Task details | Rewrite the material from the line with "Where is each" up to and including the line with "533, 364, 559]", changing "bounding box" to "bbox" and leaving everything else as it is. Leave out the pictures and give back only those lines.

Data for this task |
((

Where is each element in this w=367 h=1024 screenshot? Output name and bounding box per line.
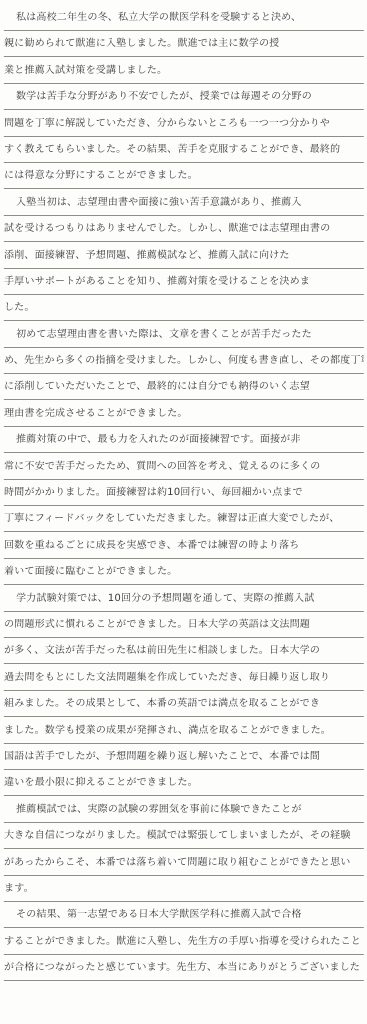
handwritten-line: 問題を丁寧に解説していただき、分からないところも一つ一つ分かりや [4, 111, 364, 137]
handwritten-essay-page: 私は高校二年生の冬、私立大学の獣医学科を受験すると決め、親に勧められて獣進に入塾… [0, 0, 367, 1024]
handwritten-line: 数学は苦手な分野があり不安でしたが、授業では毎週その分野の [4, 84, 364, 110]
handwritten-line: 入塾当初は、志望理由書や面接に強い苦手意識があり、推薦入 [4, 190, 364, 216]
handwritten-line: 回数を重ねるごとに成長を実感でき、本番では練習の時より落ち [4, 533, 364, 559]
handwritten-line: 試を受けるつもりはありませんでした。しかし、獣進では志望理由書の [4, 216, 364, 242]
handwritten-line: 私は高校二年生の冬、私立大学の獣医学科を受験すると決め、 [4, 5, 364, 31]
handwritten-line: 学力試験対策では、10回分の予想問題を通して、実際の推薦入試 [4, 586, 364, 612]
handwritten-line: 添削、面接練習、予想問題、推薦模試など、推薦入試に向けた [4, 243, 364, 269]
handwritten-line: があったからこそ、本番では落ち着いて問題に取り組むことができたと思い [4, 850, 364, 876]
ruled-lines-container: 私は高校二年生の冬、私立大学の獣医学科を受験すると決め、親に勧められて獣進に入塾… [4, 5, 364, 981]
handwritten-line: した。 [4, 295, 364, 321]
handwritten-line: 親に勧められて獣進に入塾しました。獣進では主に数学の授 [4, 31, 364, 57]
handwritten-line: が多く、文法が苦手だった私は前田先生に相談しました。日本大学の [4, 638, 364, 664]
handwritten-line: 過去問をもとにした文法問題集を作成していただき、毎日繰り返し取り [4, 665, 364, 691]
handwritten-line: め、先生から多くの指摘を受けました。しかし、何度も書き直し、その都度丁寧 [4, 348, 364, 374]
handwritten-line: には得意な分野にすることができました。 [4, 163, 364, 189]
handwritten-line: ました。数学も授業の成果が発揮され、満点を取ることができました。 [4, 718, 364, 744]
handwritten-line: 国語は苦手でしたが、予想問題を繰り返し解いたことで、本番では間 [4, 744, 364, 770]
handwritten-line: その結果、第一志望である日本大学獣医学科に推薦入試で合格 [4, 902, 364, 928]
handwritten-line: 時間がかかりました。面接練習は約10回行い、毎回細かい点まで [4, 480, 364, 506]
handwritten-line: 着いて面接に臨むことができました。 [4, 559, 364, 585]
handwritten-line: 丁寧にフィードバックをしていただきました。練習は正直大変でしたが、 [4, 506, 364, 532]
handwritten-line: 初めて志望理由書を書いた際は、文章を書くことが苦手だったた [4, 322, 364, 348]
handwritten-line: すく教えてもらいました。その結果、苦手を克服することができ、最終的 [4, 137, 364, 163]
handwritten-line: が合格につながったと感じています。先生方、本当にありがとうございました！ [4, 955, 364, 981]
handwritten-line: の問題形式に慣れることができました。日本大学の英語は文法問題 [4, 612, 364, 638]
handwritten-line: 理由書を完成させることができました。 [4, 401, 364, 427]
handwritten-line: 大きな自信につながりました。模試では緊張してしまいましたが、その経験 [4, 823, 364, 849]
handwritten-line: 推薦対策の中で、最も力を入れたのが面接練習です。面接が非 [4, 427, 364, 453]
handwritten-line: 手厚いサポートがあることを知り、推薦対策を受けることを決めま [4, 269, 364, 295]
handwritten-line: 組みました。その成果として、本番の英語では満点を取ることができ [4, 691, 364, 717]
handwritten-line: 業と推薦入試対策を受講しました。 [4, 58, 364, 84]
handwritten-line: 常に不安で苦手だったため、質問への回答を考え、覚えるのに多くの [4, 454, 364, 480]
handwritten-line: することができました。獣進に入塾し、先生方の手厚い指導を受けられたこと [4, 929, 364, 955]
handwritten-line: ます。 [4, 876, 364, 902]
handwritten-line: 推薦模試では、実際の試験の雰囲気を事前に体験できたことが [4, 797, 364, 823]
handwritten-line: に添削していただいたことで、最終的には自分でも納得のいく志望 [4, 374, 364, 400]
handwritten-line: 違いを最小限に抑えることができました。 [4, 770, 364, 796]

))
((

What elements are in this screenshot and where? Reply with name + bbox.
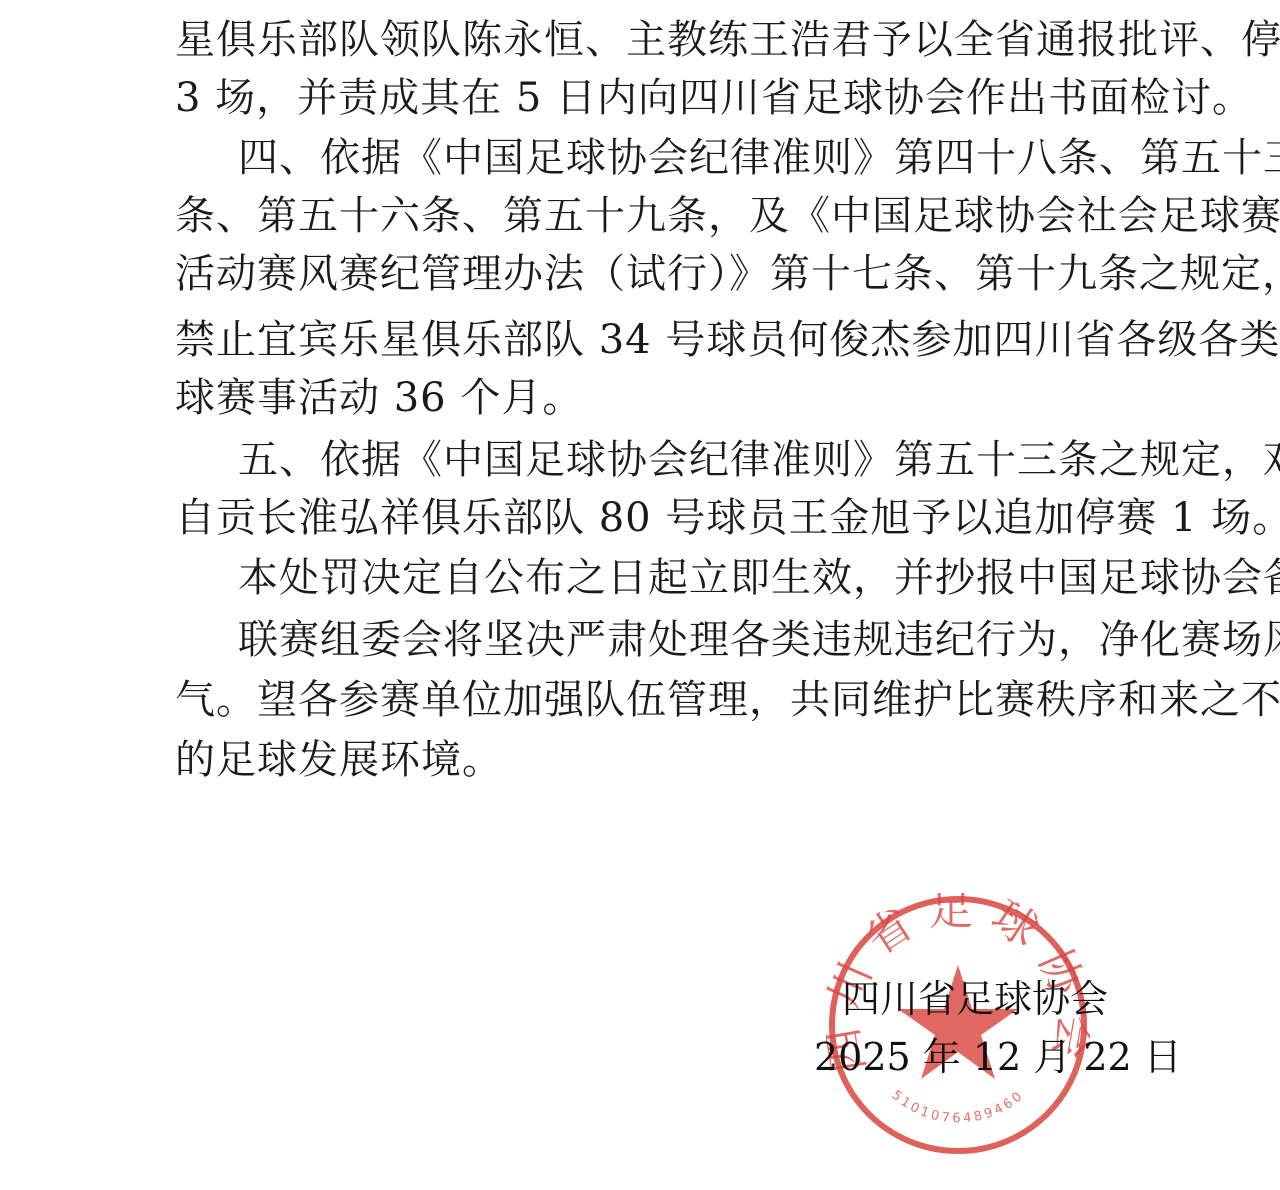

))

Full solution |
Where is each element in this w=367 h=1024 screenshot? Output name and bbox per line.
handwritten-line: 問題を丁寧に解説していただき、分からないところも一つ一つ分かりや [4, 111, 364, 137]
handwritten-essay-page: 私は高校二年生の冬、私立大学の獣医学科を受験すると決め、親に勧められて獣進に入塾… [0, 0, 367, 1024]
handwritten-line: 数学は苦手な分野があり不安でしたが、授業では毎週その分野の [4, 84, 364, 110]
handwritten-line: 入塾当初は、志望理由書や面接に強い苦手意識があり、推薦入 [4, 190, 364, 216]
handwritten-line: 回数を重ねるごとに成長を実感でき、本番では練習の時より落ち [4, 533, 364, 559]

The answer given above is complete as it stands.